(Records from a data collection)
- - -

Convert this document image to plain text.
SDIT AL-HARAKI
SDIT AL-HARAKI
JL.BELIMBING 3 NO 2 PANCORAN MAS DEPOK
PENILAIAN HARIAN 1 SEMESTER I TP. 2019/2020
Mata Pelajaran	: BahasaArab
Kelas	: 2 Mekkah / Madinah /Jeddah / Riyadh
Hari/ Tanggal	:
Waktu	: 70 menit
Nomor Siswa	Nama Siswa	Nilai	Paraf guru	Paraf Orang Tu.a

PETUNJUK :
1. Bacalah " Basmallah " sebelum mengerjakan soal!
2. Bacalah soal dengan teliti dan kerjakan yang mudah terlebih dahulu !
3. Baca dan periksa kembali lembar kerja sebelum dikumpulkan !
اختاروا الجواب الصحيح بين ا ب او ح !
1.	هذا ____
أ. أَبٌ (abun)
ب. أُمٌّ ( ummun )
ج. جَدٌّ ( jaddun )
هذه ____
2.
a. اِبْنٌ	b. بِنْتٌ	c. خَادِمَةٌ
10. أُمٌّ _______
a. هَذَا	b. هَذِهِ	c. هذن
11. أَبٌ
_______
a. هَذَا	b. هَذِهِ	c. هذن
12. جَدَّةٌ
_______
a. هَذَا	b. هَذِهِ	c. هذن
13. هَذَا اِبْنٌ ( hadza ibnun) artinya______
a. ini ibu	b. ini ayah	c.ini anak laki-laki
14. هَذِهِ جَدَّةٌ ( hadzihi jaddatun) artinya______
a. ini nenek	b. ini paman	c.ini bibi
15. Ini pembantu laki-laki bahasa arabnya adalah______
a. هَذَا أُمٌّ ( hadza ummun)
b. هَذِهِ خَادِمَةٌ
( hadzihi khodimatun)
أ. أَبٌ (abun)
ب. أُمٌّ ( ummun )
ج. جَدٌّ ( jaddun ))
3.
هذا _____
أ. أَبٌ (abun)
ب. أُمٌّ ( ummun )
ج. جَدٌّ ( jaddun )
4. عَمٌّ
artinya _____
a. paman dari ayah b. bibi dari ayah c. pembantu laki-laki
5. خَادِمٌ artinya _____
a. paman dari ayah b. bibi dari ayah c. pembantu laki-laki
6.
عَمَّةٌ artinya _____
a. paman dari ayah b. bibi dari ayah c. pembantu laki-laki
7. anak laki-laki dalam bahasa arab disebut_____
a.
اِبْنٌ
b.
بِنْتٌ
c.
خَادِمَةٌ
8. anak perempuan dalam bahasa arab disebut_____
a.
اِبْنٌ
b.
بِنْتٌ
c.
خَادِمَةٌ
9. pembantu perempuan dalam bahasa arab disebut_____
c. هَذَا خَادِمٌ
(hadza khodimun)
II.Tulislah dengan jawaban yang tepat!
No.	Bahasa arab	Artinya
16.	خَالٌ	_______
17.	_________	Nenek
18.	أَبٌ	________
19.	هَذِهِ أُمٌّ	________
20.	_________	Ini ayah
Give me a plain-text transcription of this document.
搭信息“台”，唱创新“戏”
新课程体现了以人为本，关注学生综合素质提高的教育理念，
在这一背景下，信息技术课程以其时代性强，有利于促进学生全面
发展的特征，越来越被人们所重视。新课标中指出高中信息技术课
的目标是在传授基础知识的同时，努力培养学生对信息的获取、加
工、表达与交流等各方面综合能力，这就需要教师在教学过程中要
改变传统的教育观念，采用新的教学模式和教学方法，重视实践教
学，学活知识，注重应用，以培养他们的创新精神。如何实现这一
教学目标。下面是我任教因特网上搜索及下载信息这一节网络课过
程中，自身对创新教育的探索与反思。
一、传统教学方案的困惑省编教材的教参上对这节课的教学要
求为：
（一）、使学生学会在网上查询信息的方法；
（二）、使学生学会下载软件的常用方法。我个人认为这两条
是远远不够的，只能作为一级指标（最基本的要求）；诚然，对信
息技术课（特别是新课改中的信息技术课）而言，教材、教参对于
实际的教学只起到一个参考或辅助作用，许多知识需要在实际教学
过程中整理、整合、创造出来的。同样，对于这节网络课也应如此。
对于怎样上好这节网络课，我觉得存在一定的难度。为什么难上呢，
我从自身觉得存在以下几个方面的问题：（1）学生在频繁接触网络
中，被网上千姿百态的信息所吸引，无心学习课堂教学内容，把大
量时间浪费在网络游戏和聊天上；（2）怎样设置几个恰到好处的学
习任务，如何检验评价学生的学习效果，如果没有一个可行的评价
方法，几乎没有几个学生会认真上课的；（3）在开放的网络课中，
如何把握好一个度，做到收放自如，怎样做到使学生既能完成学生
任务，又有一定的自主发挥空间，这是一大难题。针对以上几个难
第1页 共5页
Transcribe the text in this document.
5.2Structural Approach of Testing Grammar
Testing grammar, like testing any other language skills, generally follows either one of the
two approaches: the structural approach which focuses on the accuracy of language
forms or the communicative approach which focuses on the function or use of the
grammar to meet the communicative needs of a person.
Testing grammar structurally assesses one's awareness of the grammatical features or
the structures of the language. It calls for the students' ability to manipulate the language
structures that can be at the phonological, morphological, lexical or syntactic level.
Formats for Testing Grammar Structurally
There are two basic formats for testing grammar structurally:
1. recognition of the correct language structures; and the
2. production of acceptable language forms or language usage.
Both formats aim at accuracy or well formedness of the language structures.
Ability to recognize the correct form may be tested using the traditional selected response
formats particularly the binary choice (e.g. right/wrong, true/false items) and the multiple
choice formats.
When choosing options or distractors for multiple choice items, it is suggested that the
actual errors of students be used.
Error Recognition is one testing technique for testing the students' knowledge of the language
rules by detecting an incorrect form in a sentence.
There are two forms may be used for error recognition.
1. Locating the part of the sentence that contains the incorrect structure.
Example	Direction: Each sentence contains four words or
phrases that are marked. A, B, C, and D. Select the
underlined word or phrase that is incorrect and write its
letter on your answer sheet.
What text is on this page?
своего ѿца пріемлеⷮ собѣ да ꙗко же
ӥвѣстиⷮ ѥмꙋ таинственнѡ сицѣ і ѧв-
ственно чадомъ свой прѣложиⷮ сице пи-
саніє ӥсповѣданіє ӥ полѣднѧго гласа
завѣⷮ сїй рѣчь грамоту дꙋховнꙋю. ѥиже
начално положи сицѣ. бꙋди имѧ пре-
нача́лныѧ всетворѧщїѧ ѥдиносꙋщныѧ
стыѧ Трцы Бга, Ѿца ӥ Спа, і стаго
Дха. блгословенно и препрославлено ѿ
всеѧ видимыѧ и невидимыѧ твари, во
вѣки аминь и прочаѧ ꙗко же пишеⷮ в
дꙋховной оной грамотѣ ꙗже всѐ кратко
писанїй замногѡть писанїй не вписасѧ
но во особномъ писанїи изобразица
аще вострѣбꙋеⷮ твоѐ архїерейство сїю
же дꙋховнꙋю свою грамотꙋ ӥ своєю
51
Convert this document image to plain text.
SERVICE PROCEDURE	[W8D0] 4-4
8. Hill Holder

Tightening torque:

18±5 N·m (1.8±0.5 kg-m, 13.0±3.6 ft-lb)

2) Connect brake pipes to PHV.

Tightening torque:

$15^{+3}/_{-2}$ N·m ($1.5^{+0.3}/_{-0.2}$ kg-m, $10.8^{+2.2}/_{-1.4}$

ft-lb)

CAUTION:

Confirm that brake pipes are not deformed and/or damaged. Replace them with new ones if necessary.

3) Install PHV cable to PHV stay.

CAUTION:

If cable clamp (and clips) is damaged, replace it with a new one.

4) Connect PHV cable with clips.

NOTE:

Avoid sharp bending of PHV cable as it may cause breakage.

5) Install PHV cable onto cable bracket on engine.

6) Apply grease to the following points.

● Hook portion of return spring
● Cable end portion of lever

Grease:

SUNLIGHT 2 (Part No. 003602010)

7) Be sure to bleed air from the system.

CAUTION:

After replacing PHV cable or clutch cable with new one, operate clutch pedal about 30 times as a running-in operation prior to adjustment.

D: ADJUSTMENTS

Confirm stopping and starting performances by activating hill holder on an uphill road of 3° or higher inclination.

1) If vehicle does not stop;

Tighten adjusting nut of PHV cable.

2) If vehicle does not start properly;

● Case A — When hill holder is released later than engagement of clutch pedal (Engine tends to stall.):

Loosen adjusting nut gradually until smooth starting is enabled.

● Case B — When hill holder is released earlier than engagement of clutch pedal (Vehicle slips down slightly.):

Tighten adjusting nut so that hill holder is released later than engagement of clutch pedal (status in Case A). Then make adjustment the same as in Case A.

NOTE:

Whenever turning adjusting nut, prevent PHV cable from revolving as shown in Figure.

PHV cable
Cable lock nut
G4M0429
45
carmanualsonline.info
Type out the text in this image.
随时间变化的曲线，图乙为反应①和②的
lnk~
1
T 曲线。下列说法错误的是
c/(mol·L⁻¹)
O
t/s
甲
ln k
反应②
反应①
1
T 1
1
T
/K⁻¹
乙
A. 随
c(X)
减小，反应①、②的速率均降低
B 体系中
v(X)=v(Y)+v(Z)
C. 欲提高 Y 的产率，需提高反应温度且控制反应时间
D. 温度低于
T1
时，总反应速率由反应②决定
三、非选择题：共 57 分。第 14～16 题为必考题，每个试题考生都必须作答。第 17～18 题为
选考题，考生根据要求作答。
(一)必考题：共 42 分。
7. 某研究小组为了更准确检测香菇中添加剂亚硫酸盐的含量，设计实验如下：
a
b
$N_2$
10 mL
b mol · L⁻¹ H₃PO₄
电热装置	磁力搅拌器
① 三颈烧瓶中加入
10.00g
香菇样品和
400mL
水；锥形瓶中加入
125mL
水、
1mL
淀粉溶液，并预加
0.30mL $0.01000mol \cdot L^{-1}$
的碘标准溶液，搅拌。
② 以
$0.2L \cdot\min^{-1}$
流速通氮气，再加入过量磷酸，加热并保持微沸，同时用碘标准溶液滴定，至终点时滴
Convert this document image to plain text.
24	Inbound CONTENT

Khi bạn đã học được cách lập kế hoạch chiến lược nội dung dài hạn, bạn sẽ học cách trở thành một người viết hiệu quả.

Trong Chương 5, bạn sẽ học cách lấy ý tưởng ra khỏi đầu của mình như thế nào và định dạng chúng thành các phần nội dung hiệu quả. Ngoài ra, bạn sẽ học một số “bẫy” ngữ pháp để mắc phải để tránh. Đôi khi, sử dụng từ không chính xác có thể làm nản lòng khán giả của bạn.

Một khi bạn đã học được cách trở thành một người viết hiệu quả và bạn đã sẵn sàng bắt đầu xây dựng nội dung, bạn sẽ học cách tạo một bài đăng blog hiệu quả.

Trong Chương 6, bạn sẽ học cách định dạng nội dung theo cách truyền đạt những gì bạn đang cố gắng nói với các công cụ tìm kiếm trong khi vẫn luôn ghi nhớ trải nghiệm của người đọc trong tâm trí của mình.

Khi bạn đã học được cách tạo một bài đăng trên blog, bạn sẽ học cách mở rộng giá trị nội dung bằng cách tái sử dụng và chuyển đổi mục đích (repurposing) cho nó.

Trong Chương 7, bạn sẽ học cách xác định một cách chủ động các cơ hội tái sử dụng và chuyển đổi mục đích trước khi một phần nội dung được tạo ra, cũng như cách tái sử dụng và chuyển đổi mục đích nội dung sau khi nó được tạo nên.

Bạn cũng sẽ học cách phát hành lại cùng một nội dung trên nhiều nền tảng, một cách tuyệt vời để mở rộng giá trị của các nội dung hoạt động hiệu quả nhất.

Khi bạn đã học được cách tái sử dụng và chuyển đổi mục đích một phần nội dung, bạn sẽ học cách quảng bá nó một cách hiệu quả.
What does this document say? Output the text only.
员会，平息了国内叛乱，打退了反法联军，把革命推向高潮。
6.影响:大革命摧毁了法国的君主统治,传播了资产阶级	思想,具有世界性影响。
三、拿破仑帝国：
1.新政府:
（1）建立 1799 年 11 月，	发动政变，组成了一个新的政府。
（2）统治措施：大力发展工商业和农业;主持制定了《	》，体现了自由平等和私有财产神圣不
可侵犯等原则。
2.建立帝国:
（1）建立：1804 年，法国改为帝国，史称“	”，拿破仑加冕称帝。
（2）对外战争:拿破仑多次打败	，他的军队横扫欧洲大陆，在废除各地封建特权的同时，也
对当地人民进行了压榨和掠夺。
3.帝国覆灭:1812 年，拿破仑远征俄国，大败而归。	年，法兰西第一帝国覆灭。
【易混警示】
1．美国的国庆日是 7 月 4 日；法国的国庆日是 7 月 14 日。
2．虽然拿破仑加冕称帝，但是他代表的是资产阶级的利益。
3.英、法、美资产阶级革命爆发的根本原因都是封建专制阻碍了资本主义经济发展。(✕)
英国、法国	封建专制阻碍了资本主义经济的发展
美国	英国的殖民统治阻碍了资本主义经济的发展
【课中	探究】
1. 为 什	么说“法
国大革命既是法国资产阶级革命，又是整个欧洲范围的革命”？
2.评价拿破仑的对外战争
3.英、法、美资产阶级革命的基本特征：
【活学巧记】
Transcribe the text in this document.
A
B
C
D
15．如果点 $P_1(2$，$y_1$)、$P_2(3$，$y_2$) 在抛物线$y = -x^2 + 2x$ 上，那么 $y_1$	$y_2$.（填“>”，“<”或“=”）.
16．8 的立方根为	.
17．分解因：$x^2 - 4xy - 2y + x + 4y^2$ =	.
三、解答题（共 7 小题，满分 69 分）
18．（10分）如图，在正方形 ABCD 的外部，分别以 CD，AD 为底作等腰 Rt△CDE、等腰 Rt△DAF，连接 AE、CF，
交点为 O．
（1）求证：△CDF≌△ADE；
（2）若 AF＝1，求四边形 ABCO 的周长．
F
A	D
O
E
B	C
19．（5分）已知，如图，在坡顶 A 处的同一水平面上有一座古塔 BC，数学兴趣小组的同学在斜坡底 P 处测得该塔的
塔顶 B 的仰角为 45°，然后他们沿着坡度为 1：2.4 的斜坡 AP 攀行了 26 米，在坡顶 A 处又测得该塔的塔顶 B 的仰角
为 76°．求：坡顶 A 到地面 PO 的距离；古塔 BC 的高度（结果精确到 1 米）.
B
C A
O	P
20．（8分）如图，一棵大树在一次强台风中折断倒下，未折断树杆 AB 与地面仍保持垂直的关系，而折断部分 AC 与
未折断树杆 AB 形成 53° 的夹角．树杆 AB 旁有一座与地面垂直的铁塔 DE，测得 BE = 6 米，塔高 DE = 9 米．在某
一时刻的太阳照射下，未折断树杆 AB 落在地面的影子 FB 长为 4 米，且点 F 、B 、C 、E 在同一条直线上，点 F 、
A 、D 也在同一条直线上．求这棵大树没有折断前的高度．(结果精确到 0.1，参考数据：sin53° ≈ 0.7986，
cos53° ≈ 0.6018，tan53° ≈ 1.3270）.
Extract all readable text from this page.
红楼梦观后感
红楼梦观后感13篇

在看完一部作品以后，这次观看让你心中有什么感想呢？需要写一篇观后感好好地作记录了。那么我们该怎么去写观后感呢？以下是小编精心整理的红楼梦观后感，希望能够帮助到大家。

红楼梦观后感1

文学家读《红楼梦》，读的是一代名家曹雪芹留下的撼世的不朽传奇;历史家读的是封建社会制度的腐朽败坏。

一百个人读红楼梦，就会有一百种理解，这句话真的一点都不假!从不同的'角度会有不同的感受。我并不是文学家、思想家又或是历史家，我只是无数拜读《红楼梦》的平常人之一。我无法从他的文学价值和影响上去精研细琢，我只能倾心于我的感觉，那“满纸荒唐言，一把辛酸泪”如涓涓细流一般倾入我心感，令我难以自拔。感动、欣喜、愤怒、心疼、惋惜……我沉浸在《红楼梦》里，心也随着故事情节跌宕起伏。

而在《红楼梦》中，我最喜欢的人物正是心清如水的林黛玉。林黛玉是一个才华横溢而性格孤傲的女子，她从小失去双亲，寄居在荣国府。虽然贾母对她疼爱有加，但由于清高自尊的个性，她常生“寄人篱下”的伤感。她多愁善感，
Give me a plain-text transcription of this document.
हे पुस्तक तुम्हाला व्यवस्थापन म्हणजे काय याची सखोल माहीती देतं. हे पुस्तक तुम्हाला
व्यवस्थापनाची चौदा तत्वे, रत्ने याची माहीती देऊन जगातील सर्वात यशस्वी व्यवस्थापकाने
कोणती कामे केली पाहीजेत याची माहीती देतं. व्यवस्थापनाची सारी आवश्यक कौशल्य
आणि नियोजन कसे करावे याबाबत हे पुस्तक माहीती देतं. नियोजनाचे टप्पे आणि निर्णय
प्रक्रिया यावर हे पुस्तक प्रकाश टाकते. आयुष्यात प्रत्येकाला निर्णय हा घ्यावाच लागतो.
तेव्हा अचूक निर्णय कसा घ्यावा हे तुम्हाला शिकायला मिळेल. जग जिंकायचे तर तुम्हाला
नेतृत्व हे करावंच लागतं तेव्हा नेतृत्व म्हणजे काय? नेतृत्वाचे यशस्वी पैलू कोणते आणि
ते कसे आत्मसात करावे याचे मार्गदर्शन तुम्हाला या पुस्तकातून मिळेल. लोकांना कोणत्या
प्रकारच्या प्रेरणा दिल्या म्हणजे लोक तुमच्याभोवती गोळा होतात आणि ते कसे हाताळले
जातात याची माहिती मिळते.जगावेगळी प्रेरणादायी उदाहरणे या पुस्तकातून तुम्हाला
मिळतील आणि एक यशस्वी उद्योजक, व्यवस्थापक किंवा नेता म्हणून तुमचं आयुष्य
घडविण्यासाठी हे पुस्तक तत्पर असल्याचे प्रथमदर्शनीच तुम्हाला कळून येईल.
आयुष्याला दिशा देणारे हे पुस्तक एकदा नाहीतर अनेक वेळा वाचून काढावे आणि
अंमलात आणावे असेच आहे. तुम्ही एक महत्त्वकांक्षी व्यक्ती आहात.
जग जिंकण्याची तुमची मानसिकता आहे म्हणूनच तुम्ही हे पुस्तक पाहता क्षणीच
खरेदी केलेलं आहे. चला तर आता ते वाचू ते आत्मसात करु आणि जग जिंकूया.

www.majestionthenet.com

- - -

Among the entries above, how many lines hold the string "starting"? Give the number by itself.

2